* [Exercise instructions]: Output all of the data below exactly as given.

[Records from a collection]
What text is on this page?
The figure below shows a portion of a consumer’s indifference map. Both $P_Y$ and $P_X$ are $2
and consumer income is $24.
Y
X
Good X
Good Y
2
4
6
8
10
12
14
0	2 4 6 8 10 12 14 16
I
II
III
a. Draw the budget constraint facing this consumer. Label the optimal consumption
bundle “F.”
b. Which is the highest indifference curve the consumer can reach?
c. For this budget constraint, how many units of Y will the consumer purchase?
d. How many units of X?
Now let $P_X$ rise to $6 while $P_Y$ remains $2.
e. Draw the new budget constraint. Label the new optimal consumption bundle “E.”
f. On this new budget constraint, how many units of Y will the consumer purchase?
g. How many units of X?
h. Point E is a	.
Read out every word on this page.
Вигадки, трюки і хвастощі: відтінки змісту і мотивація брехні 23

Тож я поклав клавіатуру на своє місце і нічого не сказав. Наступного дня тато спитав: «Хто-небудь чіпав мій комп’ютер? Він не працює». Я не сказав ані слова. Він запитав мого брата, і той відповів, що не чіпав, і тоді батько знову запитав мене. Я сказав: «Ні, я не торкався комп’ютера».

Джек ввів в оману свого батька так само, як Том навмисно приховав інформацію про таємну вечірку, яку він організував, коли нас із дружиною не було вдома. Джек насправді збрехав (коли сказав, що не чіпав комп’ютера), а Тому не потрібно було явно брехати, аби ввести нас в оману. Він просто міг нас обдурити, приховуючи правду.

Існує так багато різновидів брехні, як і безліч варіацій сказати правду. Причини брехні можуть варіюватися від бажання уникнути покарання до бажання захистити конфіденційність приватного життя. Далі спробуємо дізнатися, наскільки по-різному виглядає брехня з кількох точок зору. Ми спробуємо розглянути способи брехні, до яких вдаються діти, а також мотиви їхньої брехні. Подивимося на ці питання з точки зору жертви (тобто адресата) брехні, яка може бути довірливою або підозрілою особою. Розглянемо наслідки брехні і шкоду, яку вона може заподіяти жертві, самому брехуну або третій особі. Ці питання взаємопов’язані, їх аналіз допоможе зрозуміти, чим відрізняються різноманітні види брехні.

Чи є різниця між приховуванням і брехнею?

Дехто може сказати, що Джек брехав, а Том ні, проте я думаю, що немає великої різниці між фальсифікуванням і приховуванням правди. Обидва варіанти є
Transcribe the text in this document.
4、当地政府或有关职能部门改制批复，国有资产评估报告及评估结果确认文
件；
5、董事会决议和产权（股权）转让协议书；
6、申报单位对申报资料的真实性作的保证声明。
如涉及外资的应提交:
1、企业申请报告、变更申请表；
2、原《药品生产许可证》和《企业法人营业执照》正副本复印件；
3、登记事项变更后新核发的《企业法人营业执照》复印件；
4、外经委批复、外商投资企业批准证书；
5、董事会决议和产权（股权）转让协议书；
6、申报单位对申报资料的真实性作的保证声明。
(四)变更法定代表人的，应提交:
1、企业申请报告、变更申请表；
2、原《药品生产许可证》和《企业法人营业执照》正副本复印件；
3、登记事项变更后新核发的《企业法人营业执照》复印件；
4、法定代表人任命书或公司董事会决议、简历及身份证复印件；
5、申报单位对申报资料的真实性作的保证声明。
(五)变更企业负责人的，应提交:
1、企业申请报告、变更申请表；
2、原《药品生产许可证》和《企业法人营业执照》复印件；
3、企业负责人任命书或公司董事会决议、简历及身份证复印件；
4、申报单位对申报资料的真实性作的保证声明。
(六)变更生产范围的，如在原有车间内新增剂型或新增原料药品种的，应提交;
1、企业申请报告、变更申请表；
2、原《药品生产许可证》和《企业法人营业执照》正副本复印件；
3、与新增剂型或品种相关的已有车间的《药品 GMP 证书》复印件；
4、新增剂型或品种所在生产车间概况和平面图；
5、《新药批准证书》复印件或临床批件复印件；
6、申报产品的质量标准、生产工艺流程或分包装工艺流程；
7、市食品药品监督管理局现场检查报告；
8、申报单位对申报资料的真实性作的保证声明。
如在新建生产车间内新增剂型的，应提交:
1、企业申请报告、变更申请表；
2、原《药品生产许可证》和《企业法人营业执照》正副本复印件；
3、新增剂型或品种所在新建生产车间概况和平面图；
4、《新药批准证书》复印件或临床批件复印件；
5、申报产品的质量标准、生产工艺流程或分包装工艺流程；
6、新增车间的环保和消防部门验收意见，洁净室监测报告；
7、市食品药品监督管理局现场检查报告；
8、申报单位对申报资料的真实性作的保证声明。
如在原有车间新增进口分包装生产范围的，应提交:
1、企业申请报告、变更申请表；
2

* [Written response]:
What text is on this page?
The figure below shows a portion of a consumer’s indifference map. Both $P_Y$ and $P_X$ are $2
and consumer income is $24.
Y
X
Good X
Good Y
2
4
6
8
10
12
14
0	2 4 6 8 10 12 14 16
I
II
III
a. Draw the budget constraint facing this consumer. Label the optimal consumption
bundle “F.”
b. Which is the highest indifference curve the consumer can reach?
c. For this budget constraint, how many units of Y will the consumer purchase?
d. How many units of X?
Now let $P_X$ rise to $6 while $P_Y$ remains $2.
e. Draw the new budget constraint. Label the new optimal consumption bundle “E.”
f. On this new budget constraint, how many units of Y will the consumer purchase?
g. How many units of X?
h. Point E is a	.
Read out every word on this page.
Вигадки, трюки і хвастощі: відтінки змісту і мотивація брехні 23

Тож я поклав клавіатуру на своє місце і нічого не сказав. Наступного дня тато спитав: «Хто-небудь чіпав мій комп’ютер? Він не працює». Я не сказав ані слова. Він запитав мого брата, і той відповів, що не чіпав, і тоді батько знову запитав мене. Я сказав: «Ні, я не торкався комп’ютера».

Джек ввів в оману свого батька так само, як Том навмисно приховав інформацію про таємну вечірку, яку він організував, коли нас із дружиною не було вдома. Джек насправді збрехав (коли сказав, що не чіпав комп’ютера), а Тому не потрібно було явно брехати, аби ввести нас в оману. Він просто міг нас обдурити, приховуючи правду.

Існує так багато різновидів брехні, як і безліч варіацій сказати правду. Причини брехні можуть варіюватися від бажання уникнути покарання до бажання захистити конфіденційність приватного життя. Далі спробуємо дізнатися, наскільки по-різному виглядає брехня з кількох точок зору. Ми спробуємо розглянути способи брехні, до яких вдаються діти, а також мотиви їхньої брехні. Подивимося на ці питання з точки зору жертви (тобто адресата) брехні, яка може бути довірливою або підозрілою особою. Розглянемо наслідки брехні і шкоду, яку вона може заподіяти жертві, самому брехуну або третій особі. Ці питання взаємопов’язані, їх аналіз допоможе зрозуміти, чим відрізняються різноманітні види брехні.

Чи є різниця між приховуванням і брехнею?

Дехто може сказати, що Джек брехав, а Том ні, проте я думаю, що немає великої різниці між фальсифікуванням і приховуванням правди. Обидва варіанти є
Transcribe the text in this document.
4、当地政府或有关职能部门改制批复，国有资产评估报告及评估结果确认文
件；
5、董事会决议和产权（股权）转让协议书；
6、申报单位对申报资料的真实性作的保证声明。
如涉及外资的应提交:
1、企业申请报告、变更申请表；
2、原《药品生产许可证》和《企业法人营业执照》正副本复印件；
3、登记事项变更后新核发的《企业法人营业执照》复印件；
4、外经委批复、外商投资企业批准证书；
5、董事会决议和产权（股权）转让协议书；
6、申报单位对申报资料的真实性作的保证声明。
(四)变更法定代表人的，应提交:
1、企业申请报告、变更申请表；
2、原《药品生产许可证》和《企业法人营业执照》正副本复印件；
3、登记事项变更后新核发的《企业法人营业执照》复印件；
4、法定代表人任命书或公司董事会决议、简历及身份证复印件；
5、申报单位对申报资料的真实性作的保证声明。
(五)变更企业负责人的，应提交:
1、企业申请报告、变更申请表；
2、原《药品生产许可证》和《企业法人营业执照》复印件；
3、企业负责人任命书或公司董事会决议、简历及身份证复印件；
4、申报单位对申报资料的真实性作的保证声明。
(六)变更生产范围的，如在原有车间内新增剂型或新增原料药品种的，应提交;
1、企业申请报告、变更申请表；
2、原《药品生产许可证》和《企业法人营业执照》正副本复印件；
3、与新增剂型或品种相关的已有车间的《药品 GMP 证书》复印件；
4、新增剂型或品种所在生产车间概况和平面图；
5、《新药批准证书》复印件或临床批件复印件；
6、申报产品的质量标准、生产工艺流程或分包装工艺流程；
7、市食品药品监督管理局现场检查报告；
8、申报单位对申报资料的真实性作的保证声明。
如在新建生产车间内新增剂型的，应提交:
1、企业申请报告、变更申请表；
2、原《药品生产许可证》和《企业法人营业执照》正副本复印件；
3、新增剂型或品种所在新建生产车间概况和平面图；
4、《新药批准证书》复印件或临床批件复印件；
5、申报产品的质量标准、生产工艺流程或分包装工艺流程；
6、新增车间的环保和消防部门验收意见，洁净室监测报告；
7、市食品药品监督管理局现场检查报告；
8、申报单位对申报资料的真实性作的保证声明。
如在原有车间新增进口分包装生产范围的，应提交:
1、企业申请报告、变更申请表；
2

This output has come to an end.